>> BEGIN

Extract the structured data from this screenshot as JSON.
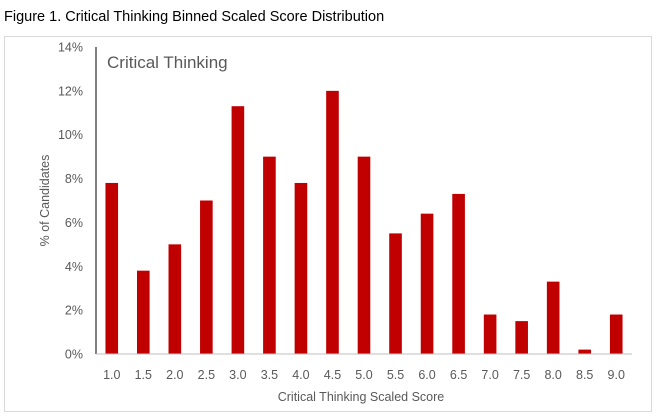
{
  "figure_title": "Figure 1. Critical Thinking Binned Scaled Score Distribution",
  "chart_data": {
    "type": "bar",
    "title": "Critical Thinking",
    "xlabel": "Critical Thinking Scaled Score",
    "ylabel": "% of Candidates",
    "categories": [
      "1.0",
      "1.5",
      "2.0",
      "2.5",
      "3.0",
      "3.5",
      "4.0",
      "4.5",
      "5.0",
      "5.5",
      "6.0",
      "6.5",
      "7.0",
      "7.5",
      "8.0",
      "8.5",
      "9.0"
    ],
    "values": [
      7.8,
      3.8,
      5.0,
      7.0,
      11.3,
      9.0,
      7.8,
      12.0,
      9.0,
      5.5,
      6.4,
      7.3,
      1.8,
      1.5,
      3.3,
      0.2,
      1.8
    ],
    "ylim": [
      0,
      14
    ],
    "yticks": [
      0,
      2,
      4,
      6,
      8,
      10,
      12,
      14
    ],
    "ytick_labels": [
      "0%",
      "2%",
      "4%",
      "6%",
      "8%",
      "10%",
      "12%",
      "14%"
    ],
    "grid": false,
    "legend": "none",
    "bar_color": "#c00000"
  }
}
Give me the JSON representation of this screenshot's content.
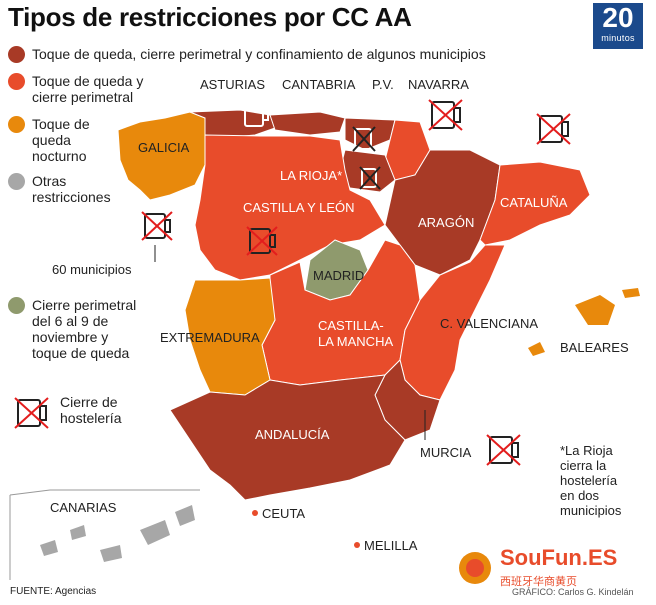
{
  "title": "Tipos de restricciones por CC AA",
  "logo": {
    "number": "20",
    "word": "minutos"
  },
  "legend": [
    {
      "label_lines": [
        "Toque de queda, cierre perimetral y confinamiento de algunos municipios"
      ],
      "color": "#a83a26"
    },
    {
      "label_lines": [
        "Toque de queda y",
        "cierre perimetral"
      ],
      "color": "#e84c2b"
    },
    {
      "label_lines": [
        "Toque de",
        "queda",
        "nocturno"
      ],
      "color": "#e8890c"
    },
    {
      "label_lines": [
        "Otras",
        "restricciones"
      ],
      "color": "#a7a7a7"
    },
    {
      "label_lines": [
        "Cierre perimetral",
        "del 6 al 9 de",
        "noviembre y",
        "toque de queda"
      ],
      "color": "#8f9a6d"
    }
  ],
  "legend_icon": {
    "icon": "beer-mug-crossed-icon",
    "label_lines": [
      "Cierre de",
      "hostelería"
    ]
  },
  "annotations": {
    "galicia_municipios": "60 municipios",
    "rioja_note": [
      "*La Rioja",
      "cierra la",
      "hostelería",
      "en dos",
      "municipios"
    ]
  },
  "regions": {
    "asturias": "ASTURIAS",
    "cantabria": "CANTABRIA",
    "pv": "P.V.",
    "navarra": "NAVARRA",
    "galicia": "GALICIA",
    "la_rioja": "LA RIOJA*",
    "castilla_leon": "CASTILLA Y LEÓN",
    "aragon": "ARAGÓN",
    "cataluna": "CATALUÑA",
    "madrid": "MADRID",
    "extremadura": "EXTREMADURA",
    "castilla_mancha_1": "CASTILLA-",
    "castilla_mancha_2": "LA MANCHA",
    "valenciana": "C. VALENCIANA",
    "baleares": "BALEARES",
    "andalucia": "ANDALUCÍA",
    "murcia": "MURCIA",
    "canarias": "CANARIAS",
    "ceuta": "CEUTA",
    "melilla": "MELILLA"
  },
  "colors": {
    "dark_red": "#a83a26",
    "red": "#e84c2b",
    "orange": "#e8890c",
    "green": "#8f9a6d",
    "gray": "#a7a7a7"
  },
  "footer": {
    "source": "FUENTE: Agencias",
    "credit": "GRÁFICO: Carlos G. Kindelán",
    "watermark": "SouFun.ES",
    "watermark_sub": "西班牙华商黄页"
  }
}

>> END

▸ Short task:
Extract every line of the data exactly; pictures stay out.

▸ Completed task:
Extract the structured data from this screenshot as JSON.
{
  "figure_title": "Figure 1. Critical Thinking Binned Scaled Score Distribution",
  "chart_data": {
    "type": "bar",
    "title": "Critical Thinking",
    "xlabel": "Critical Thinking Scaled Score",
    "ylabel": "% of Candidates",
    "categories": [
      "1.0",
      "1.5",
      "2.0",
      "2.5",
      "3.0",
      "3.5",
      "4.0",
      "4.5",
      "5.0",
      "5.5",
      "6.0",
      "6.5",
      "7.0",
      "7.5",
      "8.0",
      "8.5",
      "9.0"
    ],
    "values": [
      7.8,
      3.8,
      5.0,
      7.0,
      11.3,
      9.0,
      7.8,
      12.0,
      9.0,
      5.5,
      6.4,
      7.3,
      1.8,
      1.5,
      3.3,
      0.2,
      1.8
    ],
    "ylim": [
      0,
      14
    ],
    "yticks": [
      0,
      2,
      4,
      6,
      8,
      10,
      12,
      14
    ],
    "ytick_labels": [
      "0%",
      "2%",
      "4%",
      "6%",
      "8%",
      "10%",
      "12%",
      "14%"
    ],
    "grid": false,
    "legend": "none",
    "bar_color": "#c00000"
  }
}
Give me the JSON representation of this screenshot's content.
{
  "title": "Tipos de restricciones por CC AA",
  "logo": {
    "number": "20",
    "word": "minutos"
  },
  "legend": [
    {
      "label_lines": [
        "Toque de queda, cierre perimetral y confinamiento de algunos municipios"
      ],
      "color": "#a83a26"
    },
    {
      "label_lines": [
        "Toque de queda y",
        "cierre perimetral"
      ],
      "color": "#e84c2b"
    },
    {
      "label_lines": [
        "Toque de",
        "queda",
        "nocturno"
      ],
      "color": "#e8890c"
    },
    {
      "label_lines": [
        "Otras",
        "restricciones"
      ],
      "color": "#a7a7a7"
    },
    {
      "label_lines": [
        "Cierre perimetral",
        "del 6 al 9 de",
        "noviembre y",
        "toque de queda"
      ],
      "color": "#8f9a6d"
    }
  ],
  "legend_icon": {
    "icon": "beer-mug-crossed-icon",
    "label_lines": [
      "Cierre de",
      "hostelería"
    ]
  },
  "annotations": {
    "galicia_municipios": "60 municipios",
    "rioja_note": [
      "*La Rioja",
      "cierra la",
      "hostelería",
      "en dos",
      "municipios"
    ]
  },
  "regions": {
    "asturias": "ASTURIAS",
    "cantabria": "CANTABRIA",
    "pv": "P.V.",
    "navarra": "NAVARRA",
    "galicia": "GALICIA",
    "la_rioja": "LA RIOJA*",
    "castilla_leon": "CASTILLA Y LEÓN",
    "aragon": "ARAGÓN",
    "cataluna": "CATALUÑA",
    "madrid": "MADRID",
    "extremadura": "EXTREMADURA",
    "castilla_mancha_1": "CASTILLA-",
    "castilla_mancha_2": "LA MANCHA",
    "valenciana": "C. VALENCIANA",
    "baleares": "BALEARES",
    "andalucia": "ANDALUCÍA",
    "murcia": "MURCIA",
    "canarias": "CANARIAS",
    "ceuta": "CEUTA",
    "melilla": "MELILLA"
  },
  "colors": {
    "dark_red": "#a83a26",
    "red": "#e84c2b",
    "orange": "#e8890c",
    "green": "#8f9a6d",
    "gray": "#a7a7a7"
  },
  "footer": {
    "source": "FUENTE: Agencias",
    "credit": "GRÁFICO: Carlos G. Kindelán",
    "watermark": "SouFun.ES",
    "watermark_sub": "西班牙华商黄页"
  }
}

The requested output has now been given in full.